• _Job_:
From the records below, copy every line that contains the word "Espanhola".

(A run of records)

*-*-*

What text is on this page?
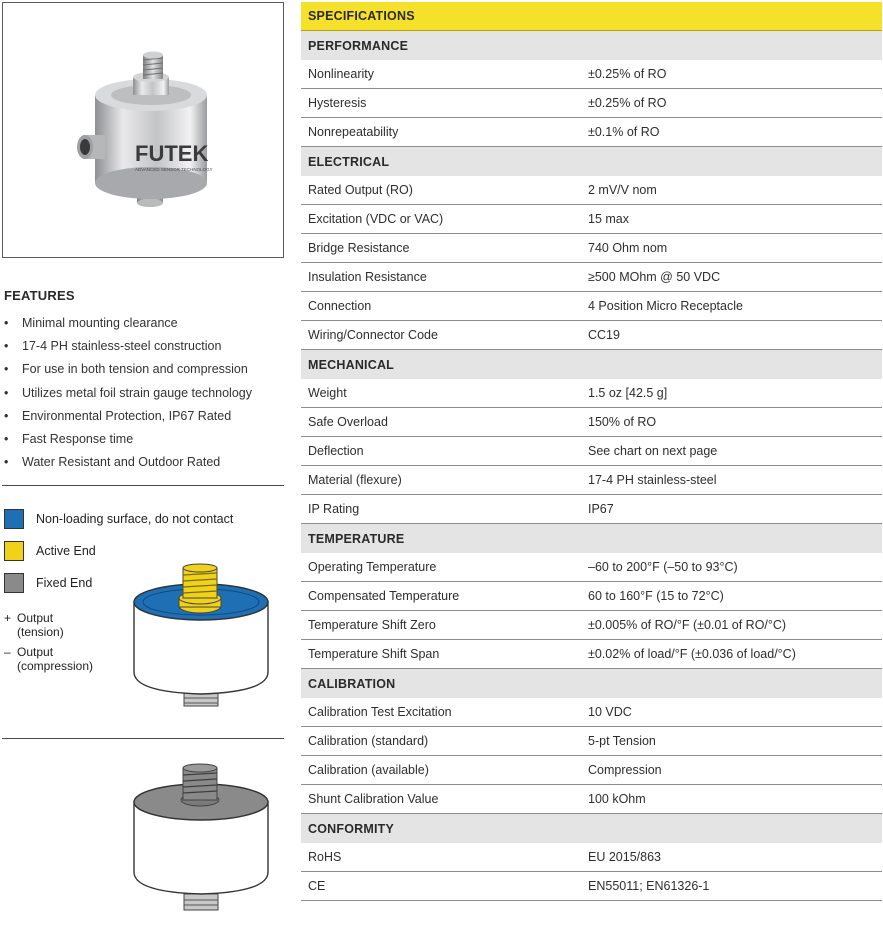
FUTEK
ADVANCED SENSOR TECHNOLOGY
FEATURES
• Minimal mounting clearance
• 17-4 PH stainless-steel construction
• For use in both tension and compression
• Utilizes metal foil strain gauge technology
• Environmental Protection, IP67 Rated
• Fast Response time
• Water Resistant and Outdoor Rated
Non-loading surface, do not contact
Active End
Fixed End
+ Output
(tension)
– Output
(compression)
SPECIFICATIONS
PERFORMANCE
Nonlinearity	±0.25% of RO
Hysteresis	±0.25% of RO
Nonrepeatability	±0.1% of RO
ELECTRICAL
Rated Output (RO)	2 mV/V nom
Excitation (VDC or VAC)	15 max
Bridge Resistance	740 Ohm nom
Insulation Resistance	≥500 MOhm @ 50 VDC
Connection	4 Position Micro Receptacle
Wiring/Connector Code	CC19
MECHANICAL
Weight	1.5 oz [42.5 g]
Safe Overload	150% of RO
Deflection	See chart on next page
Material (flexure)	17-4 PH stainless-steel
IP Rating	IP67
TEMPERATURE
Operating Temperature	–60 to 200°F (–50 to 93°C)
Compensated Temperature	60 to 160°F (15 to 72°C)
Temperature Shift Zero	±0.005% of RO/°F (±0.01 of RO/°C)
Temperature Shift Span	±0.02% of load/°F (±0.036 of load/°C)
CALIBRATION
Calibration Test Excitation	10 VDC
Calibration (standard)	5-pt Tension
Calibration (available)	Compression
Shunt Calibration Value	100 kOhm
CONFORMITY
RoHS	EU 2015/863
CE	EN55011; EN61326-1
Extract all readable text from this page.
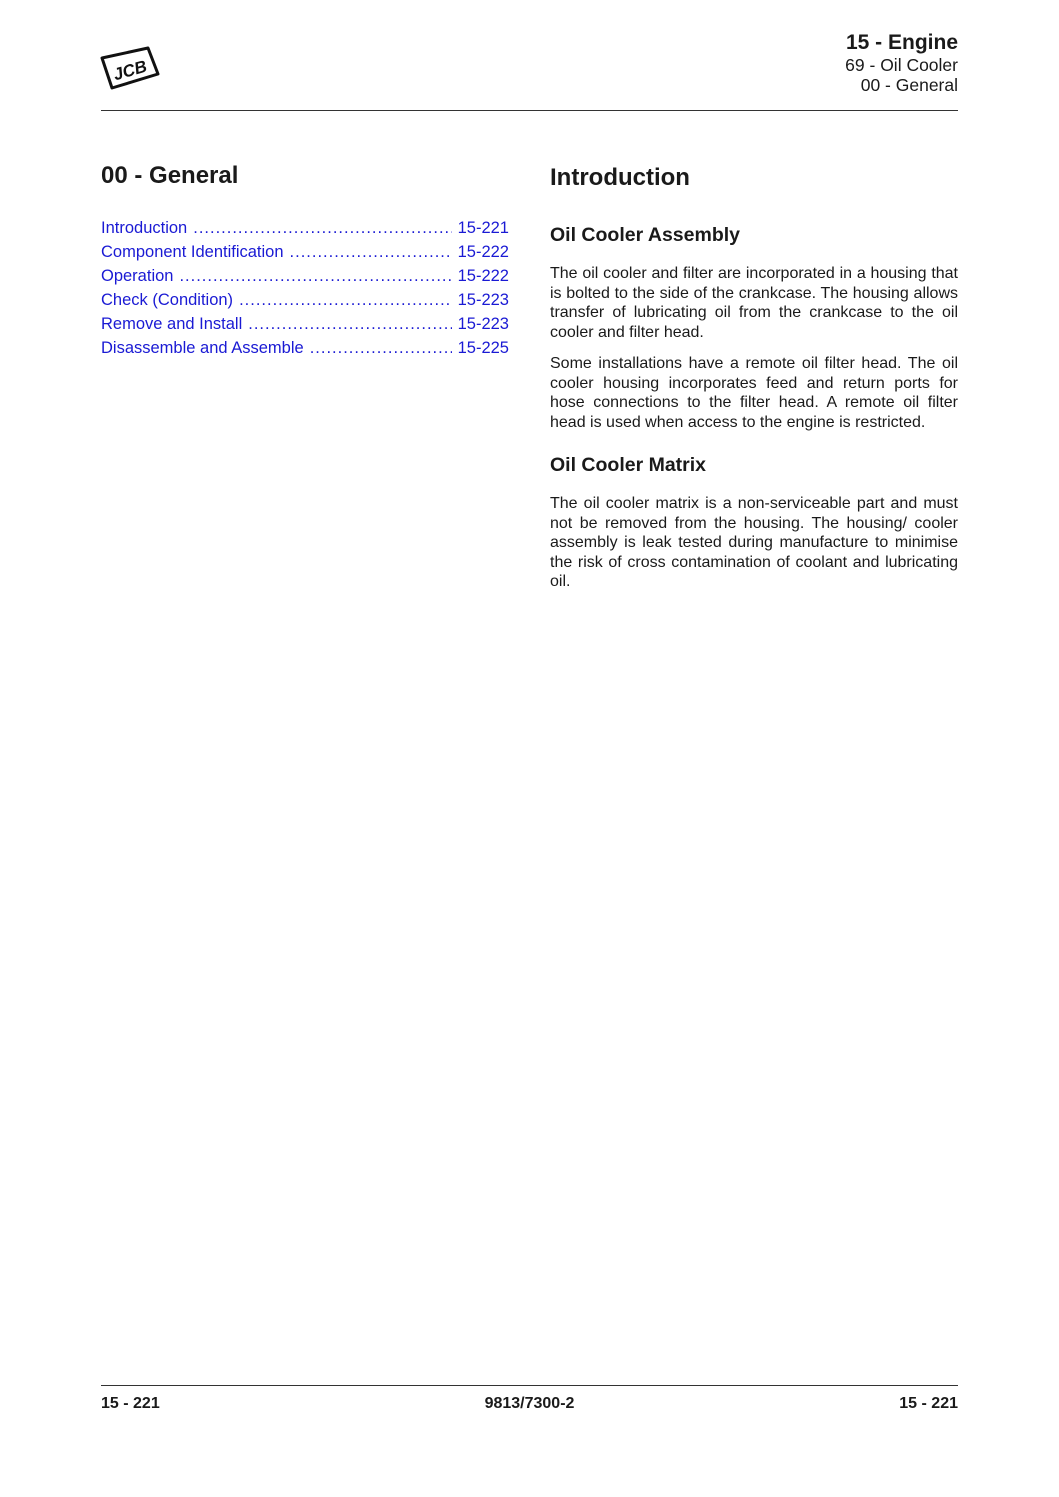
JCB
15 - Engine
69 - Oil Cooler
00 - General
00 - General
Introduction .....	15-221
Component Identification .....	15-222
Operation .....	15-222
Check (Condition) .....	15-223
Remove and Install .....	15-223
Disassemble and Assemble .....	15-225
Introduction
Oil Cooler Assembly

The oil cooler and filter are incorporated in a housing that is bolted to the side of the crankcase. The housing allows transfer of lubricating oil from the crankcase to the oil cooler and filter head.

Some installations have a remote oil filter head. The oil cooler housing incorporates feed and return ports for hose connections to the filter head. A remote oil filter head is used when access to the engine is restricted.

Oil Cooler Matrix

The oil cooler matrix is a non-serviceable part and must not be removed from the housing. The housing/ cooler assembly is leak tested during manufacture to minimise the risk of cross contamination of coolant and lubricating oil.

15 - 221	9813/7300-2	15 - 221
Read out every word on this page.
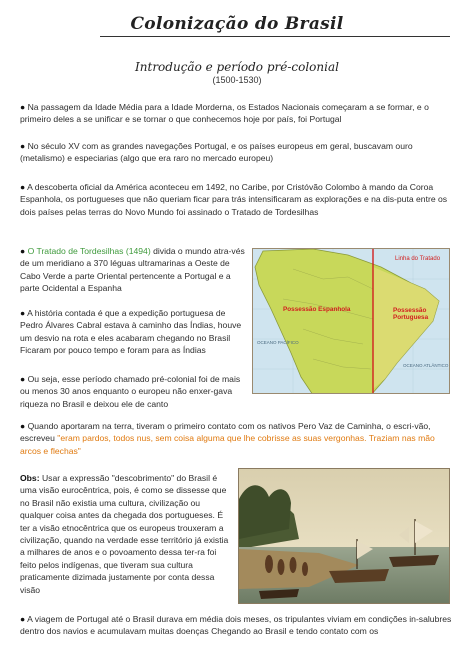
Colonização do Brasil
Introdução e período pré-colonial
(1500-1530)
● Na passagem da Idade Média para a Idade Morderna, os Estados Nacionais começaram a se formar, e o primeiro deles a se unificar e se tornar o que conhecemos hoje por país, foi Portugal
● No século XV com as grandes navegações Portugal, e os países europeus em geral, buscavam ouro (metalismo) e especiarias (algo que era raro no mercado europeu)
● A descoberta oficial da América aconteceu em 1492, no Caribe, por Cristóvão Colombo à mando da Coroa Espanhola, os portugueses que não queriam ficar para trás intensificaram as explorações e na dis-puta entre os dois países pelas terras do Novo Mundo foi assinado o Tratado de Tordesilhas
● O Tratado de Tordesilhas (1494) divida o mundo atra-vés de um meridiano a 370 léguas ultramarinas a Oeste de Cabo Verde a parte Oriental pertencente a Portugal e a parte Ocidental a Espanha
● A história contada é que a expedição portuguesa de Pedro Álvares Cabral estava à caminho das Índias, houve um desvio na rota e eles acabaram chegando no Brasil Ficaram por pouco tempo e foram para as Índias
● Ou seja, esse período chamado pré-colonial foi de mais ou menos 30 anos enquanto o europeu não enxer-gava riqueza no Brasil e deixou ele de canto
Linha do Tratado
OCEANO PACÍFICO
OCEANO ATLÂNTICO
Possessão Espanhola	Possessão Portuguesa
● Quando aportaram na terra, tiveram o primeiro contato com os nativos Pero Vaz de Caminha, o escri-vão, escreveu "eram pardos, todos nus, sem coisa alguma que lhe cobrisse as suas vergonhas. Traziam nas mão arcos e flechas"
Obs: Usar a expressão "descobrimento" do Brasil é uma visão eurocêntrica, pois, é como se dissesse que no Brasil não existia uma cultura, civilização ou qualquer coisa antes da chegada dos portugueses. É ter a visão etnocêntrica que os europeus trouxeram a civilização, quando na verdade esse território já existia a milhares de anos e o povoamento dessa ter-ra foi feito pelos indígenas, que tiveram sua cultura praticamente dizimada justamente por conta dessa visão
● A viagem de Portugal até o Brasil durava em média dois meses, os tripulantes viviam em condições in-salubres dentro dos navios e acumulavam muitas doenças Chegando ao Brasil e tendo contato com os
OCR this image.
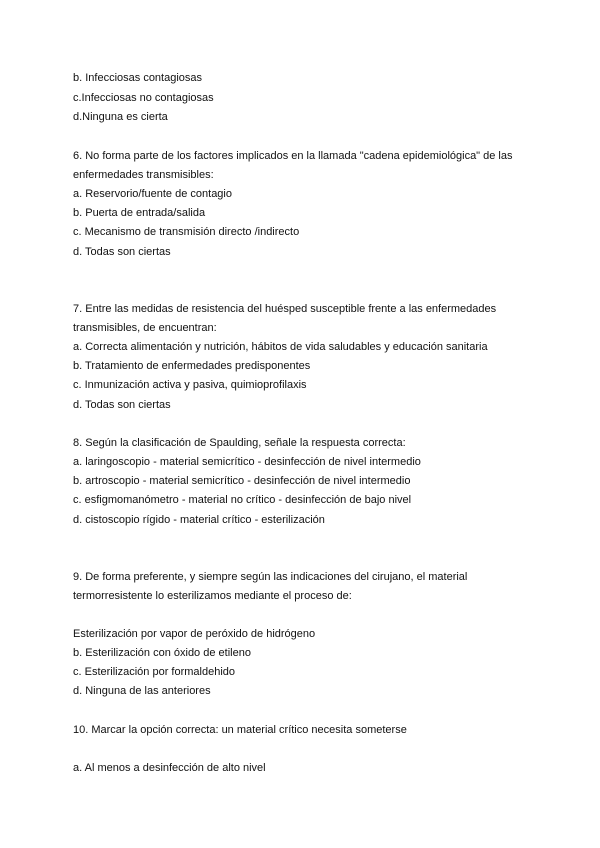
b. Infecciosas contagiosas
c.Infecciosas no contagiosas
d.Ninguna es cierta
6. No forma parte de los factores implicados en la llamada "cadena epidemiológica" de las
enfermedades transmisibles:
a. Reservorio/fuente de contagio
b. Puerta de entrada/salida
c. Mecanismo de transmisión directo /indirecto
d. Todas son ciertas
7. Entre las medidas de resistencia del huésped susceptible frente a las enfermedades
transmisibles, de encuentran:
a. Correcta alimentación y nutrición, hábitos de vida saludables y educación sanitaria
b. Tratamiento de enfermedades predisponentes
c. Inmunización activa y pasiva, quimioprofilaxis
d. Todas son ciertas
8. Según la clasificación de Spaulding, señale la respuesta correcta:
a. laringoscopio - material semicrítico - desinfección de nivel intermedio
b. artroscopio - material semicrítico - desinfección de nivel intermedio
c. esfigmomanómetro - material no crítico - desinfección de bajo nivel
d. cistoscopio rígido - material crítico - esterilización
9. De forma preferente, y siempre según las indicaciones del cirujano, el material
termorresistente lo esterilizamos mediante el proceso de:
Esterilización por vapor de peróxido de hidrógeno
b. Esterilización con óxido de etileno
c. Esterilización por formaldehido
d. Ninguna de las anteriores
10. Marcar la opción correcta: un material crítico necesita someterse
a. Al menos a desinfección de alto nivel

*-*-*

• _Problem solution_:
● A descoberta oficial da América aconteceu em 1492, no Caribe, por Cristóvão Colombo à mando da Coroa Espanhola, os portugueses que não queriam ficar para trás intensificaram as explorações e na dis-puta entre os dois países pelas terras do Novo Mundo foi assinado o Tratado de Tordesilhas
Possessão Espanhola	Possessão Portuguesa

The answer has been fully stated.